Your tasks:
1. Quote the post on extracting tokens starting at "This question is" and ending at "contain undefined controls.".
2. In the post on extracting tokens, why should full expansion of tokens be avoided?

Text shown:
####################

Extract first, last and rest of tokens

Question

This question is related to Extract first & last characters of macro argument?.

It seems that if, besides getting first and last tokens, one wants to accumulate the rest of the tokens, the solution is nontrivial. My solution appears convoluted. I wonder if David Carlisle can instantly pull a neater one out of his pocket. Full expansion of tokens should be avoided because they may contain undefined controls.

####################

(Spatial layout data)
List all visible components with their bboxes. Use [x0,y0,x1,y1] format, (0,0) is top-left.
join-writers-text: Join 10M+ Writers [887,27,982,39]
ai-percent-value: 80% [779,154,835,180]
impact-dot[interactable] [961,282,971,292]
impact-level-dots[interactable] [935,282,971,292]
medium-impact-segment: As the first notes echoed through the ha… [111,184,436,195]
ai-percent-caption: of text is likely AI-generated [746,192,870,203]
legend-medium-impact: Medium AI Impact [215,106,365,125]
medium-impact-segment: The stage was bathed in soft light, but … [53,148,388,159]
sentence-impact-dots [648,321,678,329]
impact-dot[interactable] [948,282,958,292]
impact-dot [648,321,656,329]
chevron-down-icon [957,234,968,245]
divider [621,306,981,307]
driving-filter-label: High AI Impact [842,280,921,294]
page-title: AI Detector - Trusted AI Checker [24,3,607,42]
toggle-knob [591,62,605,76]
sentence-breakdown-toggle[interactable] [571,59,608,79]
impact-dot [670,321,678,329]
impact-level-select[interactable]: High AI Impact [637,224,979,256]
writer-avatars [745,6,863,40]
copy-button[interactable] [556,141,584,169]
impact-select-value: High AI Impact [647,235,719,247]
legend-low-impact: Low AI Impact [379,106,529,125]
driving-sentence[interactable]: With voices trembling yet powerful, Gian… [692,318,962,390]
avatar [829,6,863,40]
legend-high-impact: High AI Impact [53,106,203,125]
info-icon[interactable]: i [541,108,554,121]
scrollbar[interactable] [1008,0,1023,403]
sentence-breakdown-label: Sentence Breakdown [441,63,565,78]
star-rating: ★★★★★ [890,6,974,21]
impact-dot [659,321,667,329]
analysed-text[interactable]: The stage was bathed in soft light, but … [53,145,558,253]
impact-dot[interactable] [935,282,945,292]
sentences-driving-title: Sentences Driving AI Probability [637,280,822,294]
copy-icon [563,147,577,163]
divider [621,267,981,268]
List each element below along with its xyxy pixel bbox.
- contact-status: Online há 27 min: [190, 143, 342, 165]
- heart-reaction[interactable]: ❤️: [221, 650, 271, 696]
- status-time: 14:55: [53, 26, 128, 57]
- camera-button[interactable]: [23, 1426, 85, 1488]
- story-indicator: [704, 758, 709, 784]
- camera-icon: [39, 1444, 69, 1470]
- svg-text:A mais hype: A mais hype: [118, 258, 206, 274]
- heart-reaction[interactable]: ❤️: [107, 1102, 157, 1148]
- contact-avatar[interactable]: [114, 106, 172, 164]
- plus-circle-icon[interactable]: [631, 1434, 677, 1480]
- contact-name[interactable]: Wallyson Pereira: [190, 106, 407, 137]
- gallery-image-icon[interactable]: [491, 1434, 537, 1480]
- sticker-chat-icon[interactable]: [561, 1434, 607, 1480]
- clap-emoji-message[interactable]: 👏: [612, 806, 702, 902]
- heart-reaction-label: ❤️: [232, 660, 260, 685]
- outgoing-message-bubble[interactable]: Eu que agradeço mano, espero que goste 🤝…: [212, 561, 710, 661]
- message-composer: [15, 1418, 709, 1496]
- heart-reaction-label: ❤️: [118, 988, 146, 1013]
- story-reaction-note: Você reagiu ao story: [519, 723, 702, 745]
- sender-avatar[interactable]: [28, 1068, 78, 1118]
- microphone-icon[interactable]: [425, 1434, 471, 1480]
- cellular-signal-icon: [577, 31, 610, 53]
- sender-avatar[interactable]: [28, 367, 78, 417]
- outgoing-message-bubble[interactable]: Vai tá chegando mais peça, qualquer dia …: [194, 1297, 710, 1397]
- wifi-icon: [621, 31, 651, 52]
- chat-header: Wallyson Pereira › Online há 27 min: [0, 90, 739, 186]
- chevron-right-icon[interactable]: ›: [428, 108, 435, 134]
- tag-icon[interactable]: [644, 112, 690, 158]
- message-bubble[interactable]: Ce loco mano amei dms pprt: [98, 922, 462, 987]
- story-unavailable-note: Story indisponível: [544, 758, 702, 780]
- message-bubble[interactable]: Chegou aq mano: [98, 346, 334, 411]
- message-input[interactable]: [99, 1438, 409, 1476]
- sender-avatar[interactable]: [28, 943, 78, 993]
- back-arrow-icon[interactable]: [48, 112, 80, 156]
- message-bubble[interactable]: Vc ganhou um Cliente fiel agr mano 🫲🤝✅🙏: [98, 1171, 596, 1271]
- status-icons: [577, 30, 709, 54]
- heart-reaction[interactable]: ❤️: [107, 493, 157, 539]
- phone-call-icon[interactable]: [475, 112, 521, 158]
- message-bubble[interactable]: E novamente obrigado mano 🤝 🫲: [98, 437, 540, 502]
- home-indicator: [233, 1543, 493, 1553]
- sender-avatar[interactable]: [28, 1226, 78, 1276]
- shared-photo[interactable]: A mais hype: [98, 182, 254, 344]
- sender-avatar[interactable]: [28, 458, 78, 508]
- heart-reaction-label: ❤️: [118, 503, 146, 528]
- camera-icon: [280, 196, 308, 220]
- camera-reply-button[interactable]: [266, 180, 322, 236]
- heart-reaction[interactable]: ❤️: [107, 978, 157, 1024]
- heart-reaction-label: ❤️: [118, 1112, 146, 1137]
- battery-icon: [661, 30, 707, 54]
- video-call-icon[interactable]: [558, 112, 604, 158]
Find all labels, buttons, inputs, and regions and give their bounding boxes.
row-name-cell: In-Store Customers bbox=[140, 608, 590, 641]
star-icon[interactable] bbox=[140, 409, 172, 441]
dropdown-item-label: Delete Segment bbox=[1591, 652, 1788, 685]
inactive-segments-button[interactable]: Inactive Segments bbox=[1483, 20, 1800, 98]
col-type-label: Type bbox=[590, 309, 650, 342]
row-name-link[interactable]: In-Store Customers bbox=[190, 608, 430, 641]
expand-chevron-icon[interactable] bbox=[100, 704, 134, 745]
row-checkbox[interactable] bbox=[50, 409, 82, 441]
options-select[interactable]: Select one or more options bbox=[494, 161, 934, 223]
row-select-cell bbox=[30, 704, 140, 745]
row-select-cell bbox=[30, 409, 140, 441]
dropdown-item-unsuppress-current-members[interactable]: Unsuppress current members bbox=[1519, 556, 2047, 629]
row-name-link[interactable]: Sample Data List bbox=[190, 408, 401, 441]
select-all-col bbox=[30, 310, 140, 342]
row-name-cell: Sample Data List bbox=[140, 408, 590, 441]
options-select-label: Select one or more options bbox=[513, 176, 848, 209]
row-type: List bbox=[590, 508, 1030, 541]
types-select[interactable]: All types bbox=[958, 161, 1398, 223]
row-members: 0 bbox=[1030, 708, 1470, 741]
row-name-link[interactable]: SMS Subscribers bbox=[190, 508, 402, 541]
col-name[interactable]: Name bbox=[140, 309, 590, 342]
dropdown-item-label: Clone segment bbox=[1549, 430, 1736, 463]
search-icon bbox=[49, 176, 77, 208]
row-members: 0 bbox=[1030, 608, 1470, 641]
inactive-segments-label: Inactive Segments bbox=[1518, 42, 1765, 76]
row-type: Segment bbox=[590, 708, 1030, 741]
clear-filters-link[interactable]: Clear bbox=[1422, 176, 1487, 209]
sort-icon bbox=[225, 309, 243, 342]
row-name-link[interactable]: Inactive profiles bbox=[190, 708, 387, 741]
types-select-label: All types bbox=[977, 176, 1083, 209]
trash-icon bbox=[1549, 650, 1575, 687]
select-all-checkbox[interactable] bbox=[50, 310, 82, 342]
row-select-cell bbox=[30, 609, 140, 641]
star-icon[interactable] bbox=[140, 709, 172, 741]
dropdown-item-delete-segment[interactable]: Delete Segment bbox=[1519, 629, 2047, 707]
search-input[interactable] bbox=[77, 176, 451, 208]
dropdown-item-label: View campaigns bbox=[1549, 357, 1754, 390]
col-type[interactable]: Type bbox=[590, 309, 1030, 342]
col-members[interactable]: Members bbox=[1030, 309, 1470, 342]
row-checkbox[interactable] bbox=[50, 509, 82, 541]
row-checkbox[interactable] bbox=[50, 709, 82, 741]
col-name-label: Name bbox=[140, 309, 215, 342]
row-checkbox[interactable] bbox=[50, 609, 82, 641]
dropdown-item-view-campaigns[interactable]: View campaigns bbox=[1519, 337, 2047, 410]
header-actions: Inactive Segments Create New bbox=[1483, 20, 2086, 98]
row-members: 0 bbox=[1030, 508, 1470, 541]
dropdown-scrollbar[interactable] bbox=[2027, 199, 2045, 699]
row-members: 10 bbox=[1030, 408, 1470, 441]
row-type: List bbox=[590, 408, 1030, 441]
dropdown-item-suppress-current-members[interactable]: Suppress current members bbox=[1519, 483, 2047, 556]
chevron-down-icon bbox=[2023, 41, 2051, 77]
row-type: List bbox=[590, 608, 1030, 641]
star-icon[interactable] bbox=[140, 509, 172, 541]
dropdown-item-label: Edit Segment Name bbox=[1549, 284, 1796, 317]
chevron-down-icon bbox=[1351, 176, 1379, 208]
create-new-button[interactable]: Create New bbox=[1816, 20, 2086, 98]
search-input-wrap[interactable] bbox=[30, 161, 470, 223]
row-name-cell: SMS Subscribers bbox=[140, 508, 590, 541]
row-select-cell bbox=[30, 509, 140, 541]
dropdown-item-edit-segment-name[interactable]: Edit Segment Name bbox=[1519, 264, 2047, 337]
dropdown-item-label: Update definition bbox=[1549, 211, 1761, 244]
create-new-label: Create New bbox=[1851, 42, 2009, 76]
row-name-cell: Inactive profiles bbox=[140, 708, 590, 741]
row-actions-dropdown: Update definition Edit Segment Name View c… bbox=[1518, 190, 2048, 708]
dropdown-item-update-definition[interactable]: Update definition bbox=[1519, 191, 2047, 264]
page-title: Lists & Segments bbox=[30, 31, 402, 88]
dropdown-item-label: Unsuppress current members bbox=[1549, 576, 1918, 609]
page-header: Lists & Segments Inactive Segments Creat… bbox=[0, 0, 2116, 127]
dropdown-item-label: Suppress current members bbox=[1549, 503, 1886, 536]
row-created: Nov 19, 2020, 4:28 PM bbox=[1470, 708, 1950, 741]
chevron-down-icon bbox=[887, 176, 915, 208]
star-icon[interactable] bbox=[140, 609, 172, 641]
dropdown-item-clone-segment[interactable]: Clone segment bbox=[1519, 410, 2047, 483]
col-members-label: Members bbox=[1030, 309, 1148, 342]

####################

Answers to the problems:
1.
This question is related to Extract first & last characters of macro argument?.

It seems that if, besides getting first and last tokens, one wants to accumulate the rest of the tokens, the solution is nontrivial. My solution appears convoluted. I wonder if David Carlisle can instantly pull a neater one out of his pocket. Full expansion of tokens should be avoided because they may contain undefined controls.

2. They may contain undefined controls.